■ **SET TASK**
Reproduce every entry exactly and leave its pictures out.

■ **RECORDS PROVIDED**
** begin **

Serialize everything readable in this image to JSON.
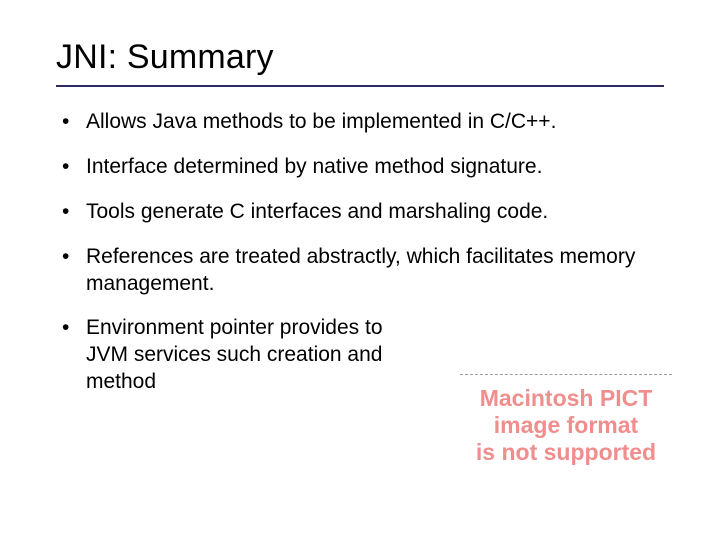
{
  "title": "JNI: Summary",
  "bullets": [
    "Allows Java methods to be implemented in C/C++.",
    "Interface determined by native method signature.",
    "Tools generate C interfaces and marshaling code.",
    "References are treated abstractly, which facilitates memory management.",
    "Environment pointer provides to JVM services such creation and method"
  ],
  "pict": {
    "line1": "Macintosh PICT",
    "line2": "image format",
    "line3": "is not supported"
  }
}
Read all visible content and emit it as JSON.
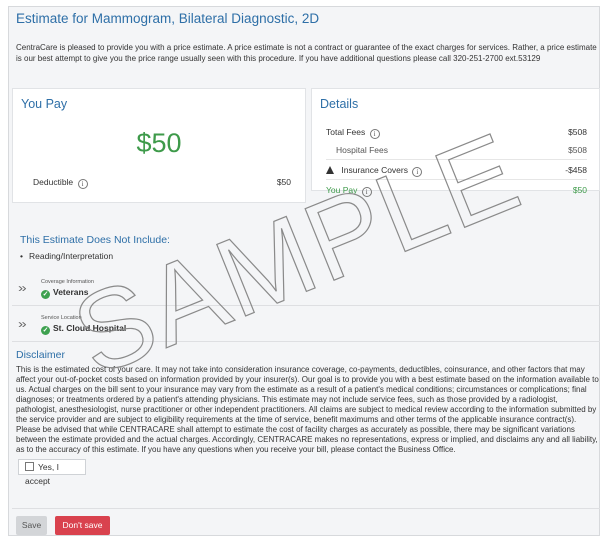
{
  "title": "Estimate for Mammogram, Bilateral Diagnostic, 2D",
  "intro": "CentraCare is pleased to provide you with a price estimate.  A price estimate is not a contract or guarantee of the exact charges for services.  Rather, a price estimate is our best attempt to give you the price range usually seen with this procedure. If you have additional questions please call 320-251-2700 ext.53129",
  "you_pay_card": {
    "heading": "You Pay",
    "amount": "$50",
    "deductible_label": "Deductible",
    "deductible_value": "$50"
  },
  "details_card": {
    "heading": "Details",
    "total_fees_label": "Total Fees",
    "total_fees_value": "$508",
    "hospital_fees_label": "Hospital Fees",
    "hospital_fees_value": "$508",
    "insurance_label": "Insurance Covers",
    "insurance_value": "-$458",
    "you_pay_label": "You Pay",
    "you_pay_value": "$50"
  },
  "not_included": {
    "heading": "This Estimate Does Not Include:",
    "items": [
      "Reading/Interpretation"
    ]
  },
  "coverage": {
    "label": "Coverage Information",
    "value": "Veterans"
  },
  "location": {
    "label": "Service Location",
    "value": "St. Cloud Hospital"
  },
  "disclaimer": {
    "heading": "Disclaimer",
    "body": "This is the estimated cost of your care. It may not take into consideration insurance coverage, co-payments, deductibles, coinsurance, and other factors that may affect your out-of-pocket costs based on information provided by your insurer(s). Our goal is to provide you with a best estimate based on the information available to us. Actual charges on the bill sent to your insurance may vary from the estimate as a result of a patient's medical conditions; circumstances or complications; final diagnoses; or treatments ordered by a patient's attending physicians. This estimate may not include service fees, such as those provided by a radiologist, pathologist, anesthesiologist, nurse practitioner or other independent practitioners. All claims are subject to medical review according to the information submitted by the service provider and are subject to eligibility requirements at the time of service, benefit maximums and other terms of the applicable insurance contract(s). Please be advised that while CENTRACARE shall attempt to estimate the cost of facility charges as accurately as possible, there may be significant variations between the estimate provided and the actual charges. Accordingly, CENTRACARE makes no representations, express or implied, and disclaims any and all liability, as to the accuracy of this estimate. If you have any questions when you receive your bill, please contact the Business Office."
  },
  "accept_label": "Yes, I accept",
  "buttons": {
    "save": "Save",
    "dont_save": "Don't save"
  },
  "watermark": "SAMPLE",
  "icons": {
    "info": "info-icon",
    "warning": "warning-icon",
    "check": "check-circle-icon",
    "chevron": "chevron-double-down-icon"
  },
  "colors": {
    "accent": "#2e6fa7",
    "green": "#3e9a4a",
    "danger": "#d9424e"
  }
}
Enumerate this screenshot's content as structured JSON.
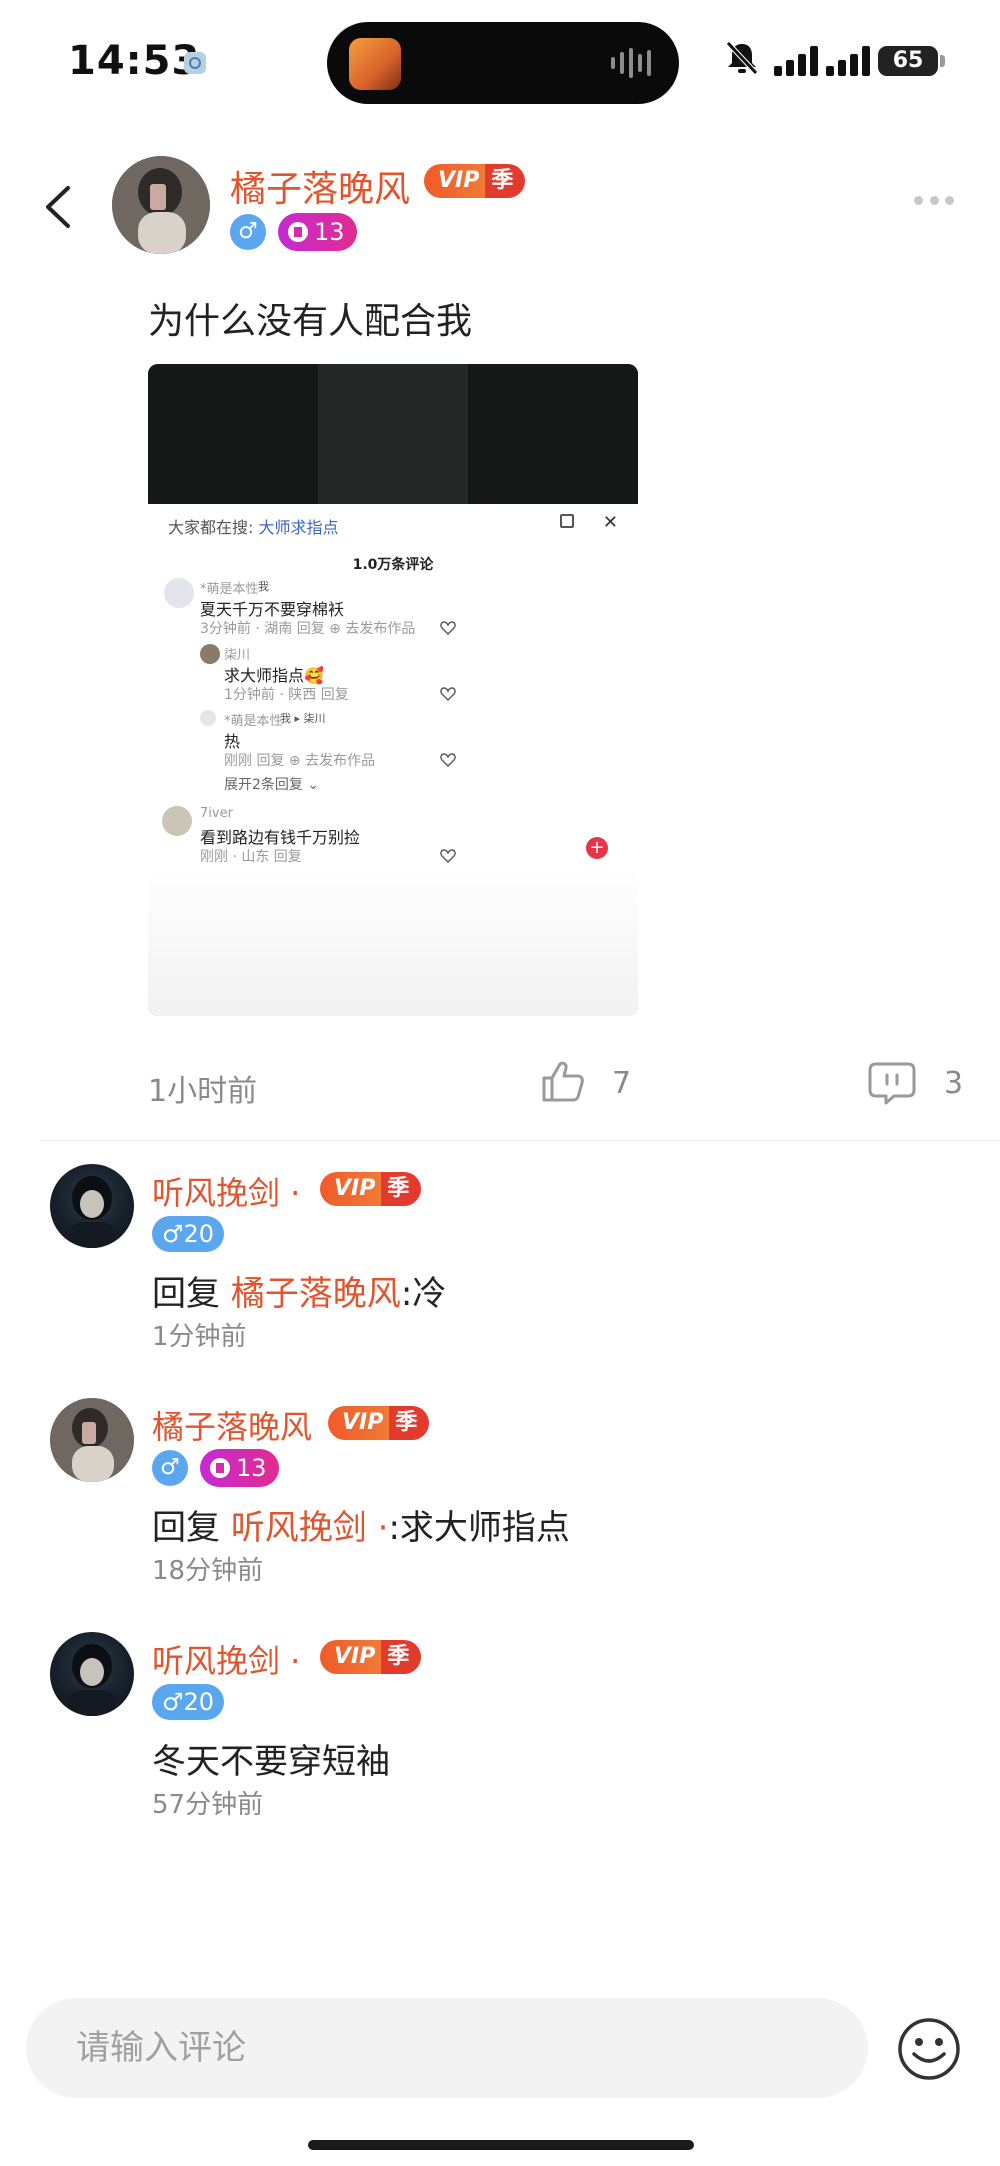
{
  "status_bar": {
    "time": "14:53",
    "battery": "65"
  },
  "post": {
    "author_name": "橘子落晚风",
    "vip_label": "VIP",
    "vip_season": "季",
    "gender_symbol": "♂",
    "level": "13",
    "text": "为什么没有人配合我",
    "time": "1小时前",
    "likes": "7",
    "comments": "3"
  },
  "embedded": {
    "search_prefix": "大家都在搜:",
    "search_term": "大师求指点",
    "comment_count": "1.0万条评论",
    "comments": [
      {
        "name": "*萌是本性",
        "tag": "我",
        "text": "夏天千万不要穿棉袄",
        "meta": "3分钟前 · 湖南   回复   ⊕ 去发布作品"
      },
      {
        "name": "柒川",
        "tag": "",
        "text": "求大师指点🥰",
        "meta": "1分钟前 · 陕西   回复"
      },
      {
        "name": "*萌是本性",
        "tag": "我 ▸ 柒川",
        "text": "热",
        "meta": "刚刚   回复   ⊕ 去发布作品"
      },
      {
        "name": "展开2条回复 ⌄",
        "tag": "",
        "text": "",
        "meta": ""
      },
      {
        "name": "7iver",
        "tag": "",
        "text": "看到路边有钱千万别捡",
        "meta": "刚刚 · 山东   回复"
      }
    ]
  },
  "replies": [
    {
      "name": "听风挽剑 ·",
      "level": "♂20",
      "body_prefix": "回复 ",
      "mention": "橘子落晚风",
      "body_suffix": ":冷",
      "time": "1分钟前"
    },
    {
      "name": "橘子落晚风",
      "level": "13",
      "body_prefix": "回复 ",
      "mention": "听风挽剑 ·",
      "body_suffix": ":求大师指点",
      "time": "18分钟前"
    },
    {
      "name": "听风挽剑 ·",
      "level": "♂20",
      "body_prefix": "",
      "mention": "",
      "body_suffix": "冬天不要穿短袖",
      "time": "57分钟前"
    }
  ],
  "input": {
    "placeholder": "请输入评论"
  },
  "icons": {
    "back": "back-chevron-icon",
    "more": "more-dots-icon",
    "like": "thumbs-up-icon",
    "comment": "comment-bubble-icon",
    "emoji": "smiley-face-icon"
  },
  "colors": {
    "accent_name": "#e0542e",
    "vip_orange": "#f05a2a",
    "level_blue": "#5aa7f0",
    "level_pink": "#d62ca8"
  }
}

** end **

■ **THE ANSWER**
Serialize everything readable in this image to JSON.
{
  "title": "JNI: Summary",
  "bullets": [
    "Allows Java methods to be implemented in C/C++.",
    "Interface determined by native method signature.",
    "Tools generate C interfaces and marshaling code.",
    "References are treated abstractly, which facilitates memory management.",
    "Environment pointer provides to JVM services such creation and method"
  ],
  "pict": {
    "line1": "Macintosh PICT",
    "line2": "image format",
    "line3": "is not supported"
  }
}
Read all visible content and emit it as JSON.
{
  "title": "Estimate for Mammogram, Bilateral Diagnostic, 2D",
  "intro": "CentraCare is pleased to provide you with a price estimate.  A price estimate is not a contract or guarantee of the exact charges for services.  Rather, a price estimate is our best attempt to give you the price range usually seen with this procedure. If you have additional questions please call 320-251-2700 ext.53129",
  "you_pay_card": {
    "heading": "You Pay",
    "amount": "$50",
    "deductible_label": "Deductible",
    "deductible_value": "$50"
  },
  "details_card": {
    "heading": "Details",
    "total_fees_label": "Total Fees",
    "total_fees_value": "$508",
    "hospital_fees_label": "Hospital Fees",
    "hospital_fees_value": "$508",
    "insurance_label": "Insurance Covers",
    "insurance_value": "-$458",
    "you_pay_label": "You Pay",
    "you_pay_value": "$50"
  },
  "not_included": {
    "heading": "This Estimate Does Not Include:",
    "items": [
      "Reading/Interpretation"
    ]
  },
  "coverage": {
    "label": "Coverage Information",
    "value": "Veterans"
  },
  "location": {
    "label": "Service Location",
    "value": "St. Cloud Hospital"
  },
  "disclaimer": {
    "heading": "Disclaimer",
    "body": "This is the estimated cost of your care. It may not take into consideration insurance coverage, co-payments, deductibles, coinsurance, and other factors that may affect your out-of-pocket costs based on information provided by your insurer(s). Our goal is to provide you with a best estimate based on the information available to us. Actual charges on the bill sent to your insurance may vary from the estimate as a result of a patient's medical conditions; circumstances or complications; final diagnoses; or treatments ordered by a patient's attending physicians. This estimate may not include service fees, such as those provided by a radiologist, pathologist, anesthesiologist, nurse practitioner or other independent practitioners. All claims are subject to medical review according to the information submitted by the service provider and are subject to eligibility requirements at the time of service, benefit maximums and other terms of the applicable insurance contract(s). Please be advised that while CENTRACARE shall attempt to estimate the cost of facility charges as accurately as possible, there may be significant variations between the estimate provided and the actual charges. Accordingly, CENTRACARE makes no representations, express or implied, and disclaims any and all liability, as to the accuracy of this estimate. If you have any questions when you receive your bill, please contact the Business Office."
  },
  "accept_label": "Yes, I accept",
  "buttons": {
    "save": "Save",
    "dont_save": "Don't save"
  },
  "watermark": "SAMPLE",
  "icons": {
    "info": "info-icon",
    "warning": "warning-icon",
    "check": "check-circle-icon",
    "chevron": "chevron-double-down-icon"
  },
  "colors": {
    "accent": "#2e6fa7",
    "green": "#3e9a4a",
    "danger": "#d9424e"
  }
}
Enumerate this screenshot's content as structured JSON.
{
  "status_bar": {
    "time": "14:53",
    "battery": "65"
  },
  "post": {
    "author_name": "橘子落晚风",
    "vip_label": "VIP",
    "vip_season": "季",
    "gender_symbol": "♂",
    "level": "13",
    "text": "为什么没有人配合我",
    "time": "1小时前",
    "likes": "7",
    "comments": "3"
  },
  "embedded": {
    "search_prefix": "大家都在搜:",
    "search_term": "大师求指点",
    "comment_count": "1.0万条评论",
    "comments": [
      {
        "name": "*萌是本性",
        "tag": "我",
        "text": "夏天千万不要穿棉袄",
        "meta": "3分钟前 · 湖南   回复   ⊕ 去发布作品"
      },
      {
        "name": "柒川",
        "tag": "",
        "text": "求大师指点🥰",
        "meta": "1分钟前 · 陕西   回复"
      },
      {
        "name": "*萌是本性",
        "tag": "我 ▸ 柒川",
        "text": "热",
        "meta": "刚刚   回复   ⊕ 去发布作品"
      },
      {
        "name": "展开2条回复 ⌄",
        "tag": "",
        "text": "",
        "meta": ""
      },
      {
        "name": "7iver",
        "tag": "",
        "text": "看到路边有钱千万别捡",
        "meta": "刚刚 · 山东   回复"
      }
    ]
  },
  "replies": [
    {
      "name": "听风挽剑 ·",
      "level": "♂20",
      "body_prefix": "回复 ",
      "mention": "橘子落晚风",
      "body_suffix": ":冷",
      "time": "1分钟前"
    },
    {
      "name": "橘子落晚风",
      "level": "13",
      "body_prefix": "回复 ",
      "mention": "听风挽剑 ·",
      "body_suffix": ":求大师指点",
      "time": "18分钟前"
    },
    {
      "name": "听风挽剑 ·",
      "level": "♂20",
      "body_prefix": "",
      "mention": "",
      "body_suffix": "冬天不要穿短袖",
      "time": "57分钟前"
    }
  ],
  "input": {
    "placeholder": "请输入评论"
  },
  "icons": {
    "back": "back-chevron-icon",
    "more": "more-dots-icon",
    "like": "thumbs-up-icon",
    "comment": "comment-bubble-icon",
    "emoji": "smiley-face-icon"
  },
  "colors": {
    "accent_name": "#e0542e",
    "vip_orange": "#f05a2a",
    "level_blue": "#5aa7f0",
    "level_pink": "#d62ca8"
  }
}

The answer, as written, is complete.